- [GIVEN INSTRUCTION]
Check each line for the string "JSON", then give only how many lines have it.

+++ SUPPLIED INFORMATION +++

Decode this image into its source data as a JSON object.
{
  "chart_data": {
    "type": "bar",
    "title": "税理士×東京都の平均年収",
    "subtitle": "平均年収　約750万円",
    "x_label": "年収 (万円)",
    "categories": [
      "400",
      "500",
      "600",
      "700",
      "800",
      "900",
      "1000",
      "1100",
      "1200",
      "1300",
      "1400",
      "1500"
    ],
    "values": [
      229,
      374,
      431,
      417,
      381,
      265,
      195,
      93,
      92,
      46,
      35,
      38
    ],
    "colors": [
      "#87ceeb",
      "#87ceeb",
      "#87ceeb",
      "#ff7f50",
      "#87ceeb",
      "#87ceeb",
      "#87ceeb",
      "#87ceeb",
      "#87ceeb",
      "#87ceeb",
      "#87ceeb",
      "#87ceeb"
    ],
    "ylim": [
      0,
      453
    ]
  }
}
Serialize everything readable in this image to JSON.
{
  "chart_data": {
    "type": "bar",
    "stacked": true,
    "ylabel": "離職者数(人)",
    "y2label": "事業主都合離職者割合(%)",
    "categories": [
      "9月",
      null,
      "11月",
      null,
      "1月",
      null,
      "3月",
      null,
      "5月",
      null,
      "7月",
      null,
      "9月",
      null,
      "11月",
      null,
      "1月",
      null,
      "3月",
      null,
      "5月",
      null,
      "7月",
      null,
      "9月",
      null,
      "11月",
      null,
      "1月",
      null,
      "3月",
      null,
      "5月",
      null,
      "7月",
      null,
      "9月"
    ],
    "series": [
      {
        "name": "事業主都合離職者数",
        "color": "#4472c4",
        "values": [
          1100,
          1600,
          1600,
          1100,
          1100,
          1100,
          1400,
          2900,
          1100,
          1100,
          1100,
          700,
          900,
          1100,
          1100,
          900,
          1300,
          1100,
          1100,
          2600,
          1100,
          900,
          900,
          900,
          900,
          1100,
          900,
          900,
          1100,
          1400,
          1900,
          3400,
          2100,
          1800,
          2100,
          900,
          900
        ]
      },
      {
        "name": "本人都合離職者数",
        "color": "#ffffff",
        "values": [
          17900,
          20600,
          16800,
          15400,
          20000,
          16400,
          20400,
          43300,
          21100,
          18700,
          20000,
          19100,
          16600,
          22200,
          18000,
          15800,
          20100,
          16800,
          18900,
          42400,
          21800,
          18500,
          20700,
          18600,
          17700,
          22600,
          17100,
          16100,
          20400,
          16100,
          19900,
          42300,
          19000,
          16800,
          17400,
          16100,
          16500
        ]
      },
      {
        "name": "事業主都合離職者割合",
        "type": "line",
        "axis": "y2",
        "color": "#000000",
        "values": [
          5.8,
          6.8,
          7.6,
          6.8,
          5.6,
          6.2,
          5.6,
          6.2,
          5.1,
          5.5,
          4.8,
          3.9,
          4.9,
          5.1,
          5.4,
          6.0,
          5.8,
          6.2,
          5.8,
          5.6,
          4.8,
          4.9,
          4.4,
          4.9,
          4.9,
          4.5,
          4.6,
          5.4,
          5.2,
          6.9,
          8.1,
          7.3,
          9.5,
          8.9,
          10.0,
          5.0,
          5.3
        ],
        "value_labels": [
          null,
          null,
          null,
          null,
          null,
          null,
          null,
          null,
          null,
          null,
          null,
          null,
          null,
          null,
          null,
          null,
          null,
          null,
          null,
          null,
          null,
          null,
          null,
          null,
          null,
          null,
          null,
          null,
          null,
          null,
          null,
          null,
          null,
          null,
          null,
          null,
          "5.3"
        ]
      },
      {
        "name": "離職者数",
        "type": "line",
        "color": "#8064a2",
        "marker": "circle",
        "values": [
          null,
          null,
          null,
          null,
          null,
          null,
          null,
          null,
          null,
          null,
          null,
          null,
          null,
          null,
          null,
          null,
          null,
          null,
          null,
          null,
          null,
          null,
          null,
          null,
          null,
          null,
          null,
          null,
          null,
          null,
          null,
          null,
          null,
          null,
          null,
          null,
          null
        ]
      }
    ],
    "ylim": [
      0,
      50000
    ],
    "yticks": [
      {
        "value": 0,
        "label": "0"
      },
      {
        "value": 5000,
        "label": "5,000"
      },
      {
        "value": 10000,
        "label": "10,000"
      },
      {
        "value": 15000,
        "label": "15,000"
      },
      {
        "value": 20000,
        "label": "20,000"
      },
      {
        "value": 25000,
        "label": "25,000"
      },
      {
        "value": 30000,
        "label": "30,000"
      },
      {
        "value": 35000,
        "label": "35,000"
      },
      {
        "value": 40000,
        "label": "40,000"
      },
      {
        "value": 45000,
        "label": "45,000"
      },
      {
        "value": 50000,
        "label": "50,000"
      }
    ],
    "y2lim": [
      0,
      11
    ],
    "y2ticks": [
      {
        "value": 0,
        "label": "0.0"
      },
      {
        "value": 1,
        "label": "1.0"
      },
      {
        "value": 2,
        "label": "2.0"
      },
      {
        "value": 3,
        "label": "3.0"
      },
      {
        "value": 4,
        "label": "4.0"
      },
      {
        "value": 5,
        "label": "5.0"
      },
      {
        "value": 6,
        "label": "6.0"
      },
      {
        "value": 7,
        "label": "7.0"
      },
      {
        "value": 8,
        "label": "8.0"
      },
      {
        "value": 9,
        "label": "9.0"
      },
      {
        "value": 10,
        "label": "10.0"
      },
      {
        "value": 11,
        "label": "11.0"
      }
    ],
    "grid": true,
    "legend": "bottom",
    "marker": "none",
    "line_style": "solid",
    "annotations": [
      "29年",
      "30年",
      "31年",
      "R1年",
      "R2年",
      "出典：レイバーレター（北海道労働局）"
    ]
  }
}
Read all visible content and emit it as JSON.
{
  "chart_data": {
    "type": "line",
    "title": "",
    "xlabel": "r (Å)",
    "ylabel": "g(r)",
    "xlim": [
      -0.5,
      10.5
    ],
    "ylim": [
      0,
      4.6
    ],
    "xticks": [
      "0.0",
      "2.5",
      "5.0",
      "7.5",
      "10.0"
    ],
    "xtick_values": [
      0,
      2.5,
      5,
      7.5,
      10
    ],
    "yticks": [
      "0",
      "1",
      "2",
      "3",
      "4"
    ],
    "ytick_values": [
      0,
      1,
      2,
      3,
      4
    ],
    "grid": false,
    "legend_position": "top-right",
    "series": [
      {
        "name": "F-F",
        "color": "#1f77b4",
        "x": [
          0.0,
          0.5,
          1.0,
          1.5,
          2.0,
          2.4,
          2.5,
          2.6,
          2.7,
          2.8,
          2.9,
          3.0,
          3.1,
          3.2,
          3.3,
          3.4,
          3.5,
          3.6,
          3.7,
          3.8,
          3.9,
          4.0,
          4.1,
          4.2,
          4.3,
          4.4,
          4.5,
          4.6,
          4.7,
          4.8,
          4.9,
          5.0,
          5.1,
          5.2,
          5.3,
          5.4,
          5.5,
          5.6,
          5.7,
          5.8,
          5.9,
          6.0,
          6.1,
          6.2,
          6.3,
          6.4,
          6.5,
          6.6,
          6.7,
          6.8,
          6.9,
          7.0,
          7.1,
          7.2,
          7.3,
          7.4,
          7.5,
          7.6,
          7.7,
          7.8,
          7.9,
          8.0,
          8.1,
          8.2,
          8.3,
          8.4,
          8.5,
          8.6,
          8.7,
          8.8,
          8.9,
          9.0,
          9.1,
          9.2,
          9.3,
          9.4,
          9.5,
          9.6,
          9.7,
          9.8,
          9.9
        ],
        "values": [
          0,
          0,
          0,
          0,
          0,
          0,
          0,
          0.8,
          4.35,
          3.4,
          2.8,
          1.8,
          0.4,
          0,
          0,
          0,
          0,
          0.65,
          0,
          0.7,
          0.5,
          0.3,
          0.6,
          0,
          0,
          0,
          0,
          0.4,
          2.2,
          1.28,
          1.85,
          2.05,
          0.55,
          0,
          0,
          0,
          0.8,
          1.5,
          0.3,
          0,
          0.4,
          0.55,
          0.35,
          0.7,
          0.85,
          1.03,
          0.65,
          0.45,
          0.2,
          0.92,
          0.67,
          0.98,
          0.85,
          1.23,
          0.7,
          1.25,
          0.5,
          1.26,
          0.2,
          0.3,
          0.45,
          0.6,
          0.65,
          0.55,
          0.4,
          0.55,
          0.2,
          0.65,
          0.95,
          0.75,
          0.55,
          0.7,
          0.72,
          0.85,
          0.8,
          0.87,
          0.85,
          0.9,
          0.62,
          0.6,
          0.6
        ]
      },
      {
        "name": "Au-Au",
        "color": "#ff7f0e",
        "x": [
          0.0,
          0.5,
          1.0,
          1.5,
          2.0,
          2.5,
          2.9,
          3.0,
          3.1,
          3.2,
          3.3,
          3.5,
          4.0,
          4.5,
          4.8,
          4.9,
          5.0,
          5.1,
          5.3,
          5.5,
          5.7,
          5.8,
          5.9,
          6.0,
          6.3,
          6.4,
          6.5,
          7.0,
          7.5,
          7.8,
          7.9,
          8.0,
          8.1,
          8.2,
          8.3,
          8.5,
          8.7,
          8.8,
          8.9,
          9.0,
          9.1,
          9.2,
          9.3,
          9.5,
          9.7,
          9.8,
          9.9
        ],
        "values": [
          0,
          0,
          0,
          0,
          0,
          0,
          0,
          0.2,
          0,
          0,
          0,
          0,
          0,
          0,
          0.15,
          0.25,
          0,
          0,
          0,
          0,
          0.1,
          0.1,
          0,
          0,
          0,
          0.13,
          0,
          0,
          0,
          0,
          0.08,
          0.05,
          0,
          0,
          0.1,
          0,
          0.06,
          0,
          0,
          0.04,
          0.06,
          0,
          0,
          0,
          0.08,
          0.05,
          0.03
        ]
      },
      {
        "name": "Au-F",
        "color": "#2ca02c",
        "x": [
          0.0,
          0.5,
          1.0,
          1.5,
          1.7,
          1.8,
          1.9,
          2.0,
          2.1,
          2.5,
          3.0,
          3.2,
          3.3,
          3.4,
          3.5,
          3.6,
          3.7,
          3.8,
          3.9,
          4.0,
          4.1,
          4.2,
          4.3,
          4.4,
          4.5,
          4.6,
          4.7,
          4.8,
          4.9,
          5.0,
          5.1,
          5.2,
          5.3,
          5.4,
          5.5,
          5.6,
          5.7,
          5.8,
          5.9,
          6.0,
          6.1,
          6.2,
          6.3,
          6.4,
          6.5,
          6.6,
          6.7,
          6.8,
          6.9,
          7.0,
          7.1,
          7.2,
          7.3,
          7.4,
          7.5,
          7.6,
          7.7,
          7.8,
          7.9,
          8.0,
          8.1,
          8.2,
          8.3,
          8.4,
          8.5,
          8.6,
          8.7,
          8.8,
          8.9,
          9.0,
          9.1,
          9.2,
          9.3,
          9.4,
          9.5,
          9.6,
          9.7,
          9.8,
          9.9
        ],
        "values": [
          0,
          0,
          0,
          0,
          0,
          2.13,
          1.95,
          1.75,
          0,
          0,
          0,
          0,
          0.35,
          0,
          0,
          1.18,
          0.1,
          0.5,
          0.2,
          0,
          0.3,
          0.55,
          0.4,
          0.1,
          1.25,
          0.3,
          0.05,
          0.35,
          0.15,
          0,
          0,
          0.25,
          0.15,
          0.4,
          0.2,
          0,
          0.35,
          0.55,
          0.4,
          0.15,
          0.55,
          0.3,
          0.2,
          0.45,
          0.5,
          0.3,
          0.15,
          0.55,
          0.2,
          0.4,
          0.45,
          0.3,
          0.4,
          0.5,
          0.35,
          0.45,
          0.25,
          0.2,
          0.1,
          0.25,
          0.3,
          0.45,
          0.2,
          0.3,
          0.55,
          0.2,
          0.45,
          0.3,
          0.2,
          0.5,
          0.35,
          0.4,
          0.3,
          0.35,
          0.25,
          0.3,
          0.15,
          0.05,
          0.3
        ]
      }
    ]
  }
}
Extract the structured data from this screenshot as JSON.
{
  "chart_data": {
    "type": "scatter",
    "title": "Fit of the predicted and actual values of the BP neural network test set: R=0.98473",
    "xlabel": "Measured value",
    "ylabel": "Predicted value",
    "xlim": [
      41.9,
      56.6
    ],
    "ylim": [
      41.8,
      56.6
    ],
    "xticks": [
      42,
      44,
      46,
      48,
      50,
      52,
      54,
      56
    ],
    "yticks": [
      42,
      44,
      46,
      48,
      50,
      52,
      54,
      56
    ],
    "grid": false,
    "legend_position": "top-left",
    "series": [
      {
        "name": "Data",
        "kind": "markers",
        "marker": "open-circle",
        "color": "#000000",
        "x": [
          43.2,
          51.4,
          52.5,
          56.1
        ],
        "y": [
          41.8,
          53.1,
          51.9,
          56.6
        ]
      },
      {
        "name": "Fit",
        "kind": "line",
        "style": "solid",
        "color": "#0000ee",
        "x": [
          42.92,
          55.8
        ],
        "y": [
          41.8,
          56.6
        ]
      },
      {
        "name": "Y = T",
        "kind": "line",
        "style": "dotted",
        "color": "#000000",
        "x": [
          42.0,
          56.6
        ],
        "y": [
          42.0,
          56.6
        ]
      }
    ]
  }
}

+++

- [FINAL RESULT]
4